• SOURCE DATA:
— begin —

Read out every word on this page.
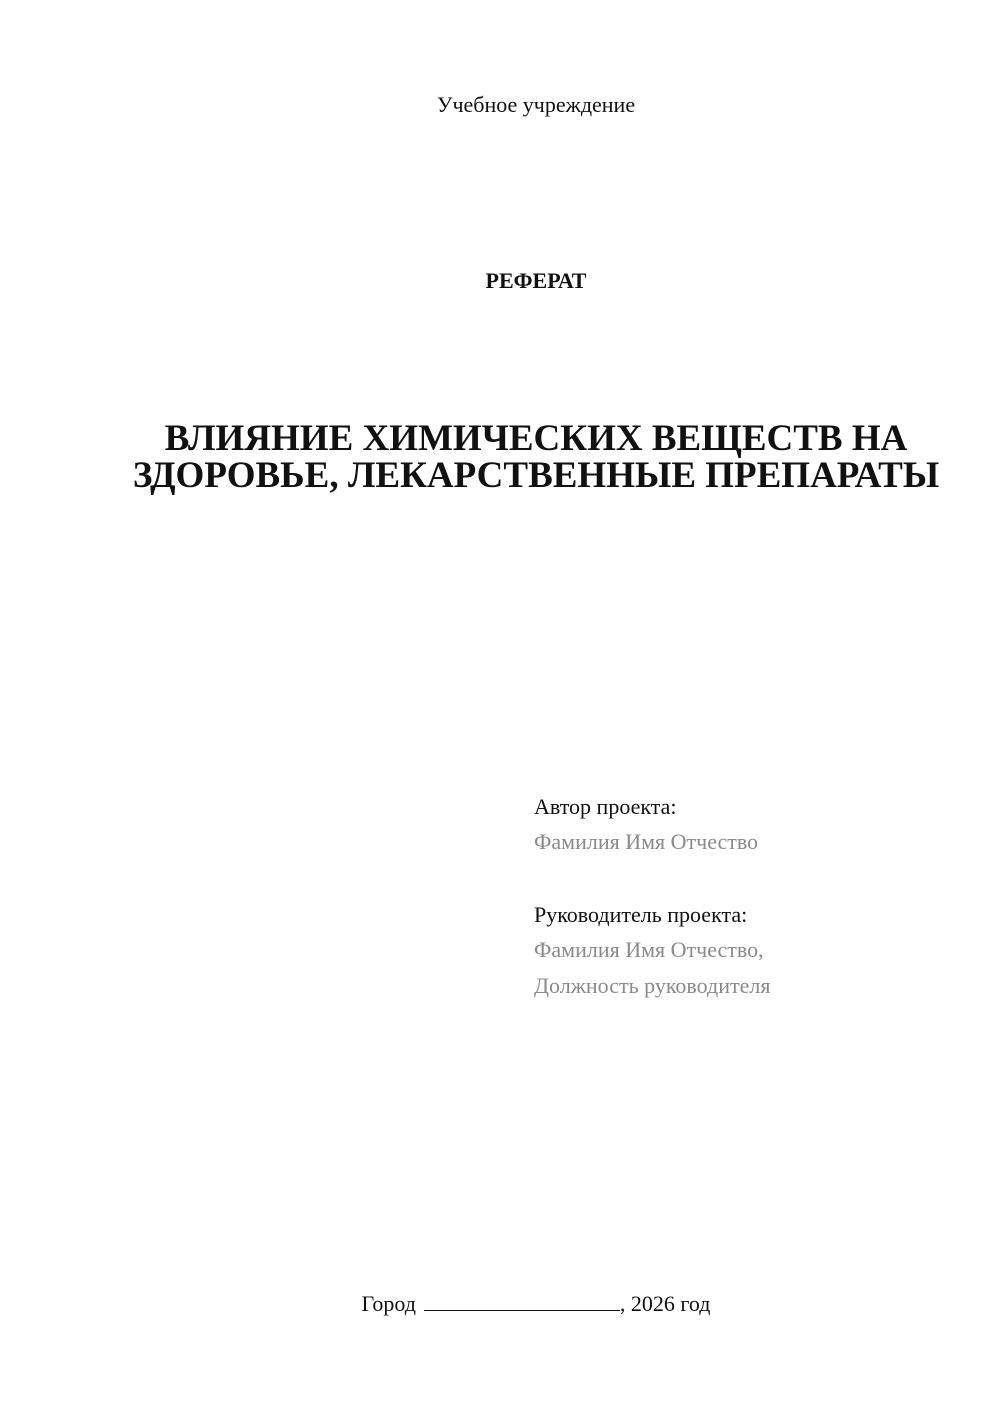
Учебное учреждение
РЕФЕРАТ
ВЛИЯНИЕ ХИМИЧЕСКИХ ВЕЩЕСТВ НА ЗДОРОВЬЕ, ЛЕКАРСТВЕННЫЕ ПРЕПАРАТЫ
Автор проекта:
Фамилия Имя Отчество
Руководитель проекта:
Фамилия Имя Отчество,
Должность руководителя
Город	, 2026 год
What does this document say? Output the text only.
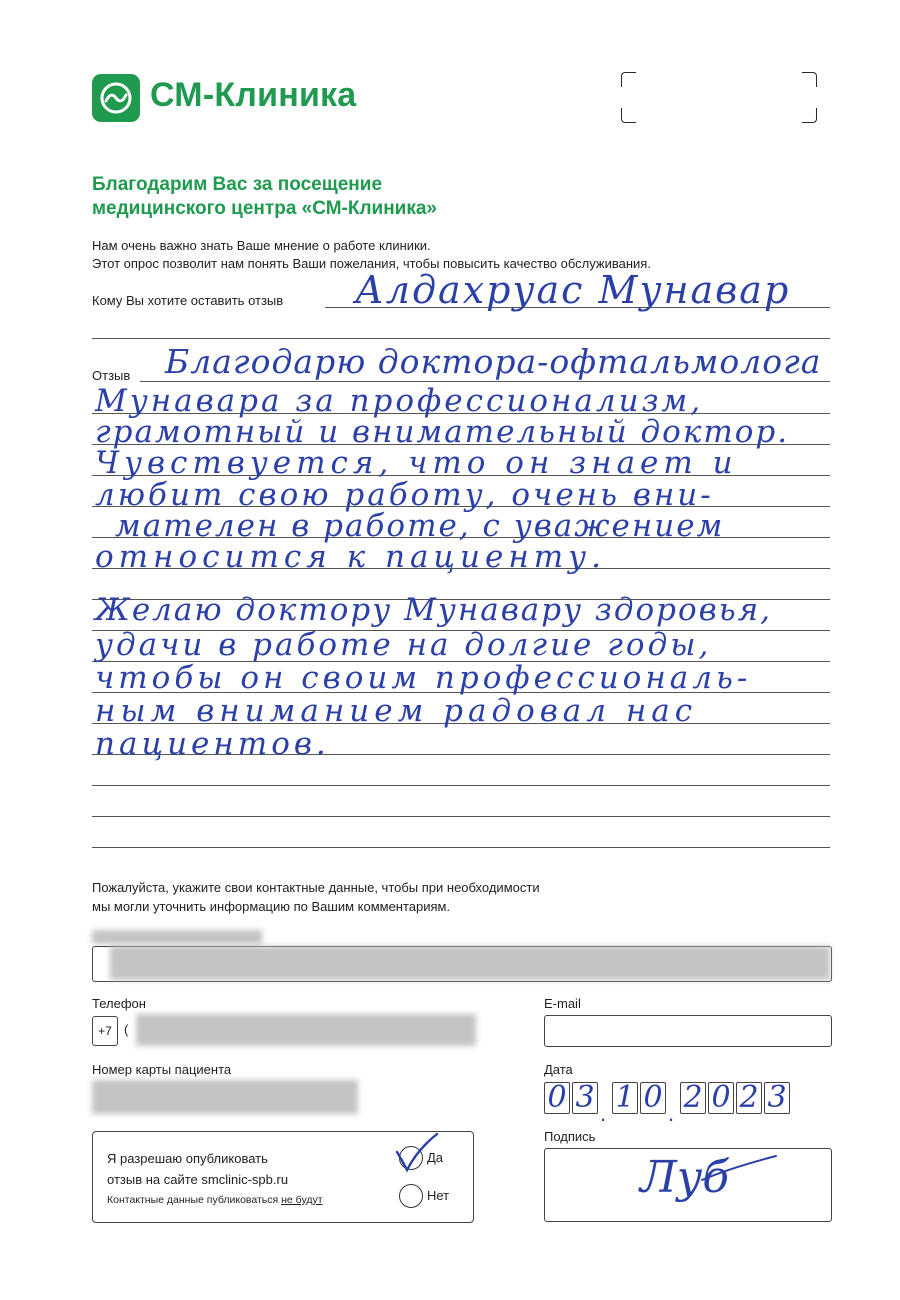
СМ-Клиника
Благодарим Вас за посещение
медицинского центра «СМ-Клиника»
Нам очень важно знать Ваше мнение о работе клиники.
Этот опрос позволит нам понять Ваши пожелания, чтобы повысить качество обслуживания.
Кому Вы хотите оставить отзыв Алдахруас Мунавар
Отзыв Благодарю доктора-офтальмолога
Мунавара за профессионализм,
грамотный и внимательный доктор.
Чувствуется, что он знает и
любит свою работу, очень вни-
мателен в работе, с уважением
относится к пациенту.
Желаю доктору Мунавару здоровья,
удачи в работе на долгие годы,
чтобы он своим профессиональ-
ным вниманием радовал нас
пациентов.
Пожалуйста, укажите свои контактные данные, чтобы при необходимости
мы могли уточнить информацию по Вашим комментариям.
Телефон
+7 (
E-mail
Номер карты пациента	Дата
0 3 . 1 0 . 2 0 2 3
Я разрешаю опубликовать
отзыв на сайте smclinic-spb.ru
Контактные данные публиковаться не будут
Да
Нет
Подпись
Луб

— end —

• WORK REQUIRED:
Except for the pictures, reproduce every line exactly.

• EXPECTED ANSWER:
Read out every word on this page.
Учебное учреждение
РЕФЕРАТ
ВЛИЯНИЕ ХИМИЧЕСКИХ ВЕЩЕСТВ НА ЗДОРОВЬЕ, ЛЕКАРСТВЕННЫЕ ПРЕПАРАТЫ
Автор проекта:
Фамилия Имя Отчество
Руководитель проекта:
Фамилия Имя Отчество,
Должность руководителя
Город	, 2026 год
What does this document say? Output the text only.
СМ-Клиника
Благодарим Вас за посещение
медицинского центра «СМ-Клиника»
Нам очень важно знать Ваше мнение о работе клиники.
Этот опрос позволит нам понять Ваши пожелания, чтобы повысить качество обслуживания.
Кому Вы хотите оставить отзыв Алдахруас Мунавар
Отзыв Благодарю доктора-офтальмолога
Мунавара за профессионализм,
грамотный и внимательный доктор.
Чувствуется, что он знает и
любит свою работу, очень вни-
мателен в работе, с уважением
относится к пациенту.
Желаю доктору Мунавару здоровья,
удачи в работе на долгие годы,
чтобы он своим профессиональ-
ным вниманием радовал нас
пациентов.
Пожалуйста, укажите свои контактные данные, чтобы при необходимости
мы могли уточнить информацию по Вашим комментариям.
Телефон
+7 (
E-mail
Номер карты пациента	Дата
0 3 . 1 0 . 2 0 2 3
Я разрешаю опубликовать
отзыв на сайте smclinic-spb.ru
Контактные данные публиковаться не будут
Да
Нет
Подпись
Луб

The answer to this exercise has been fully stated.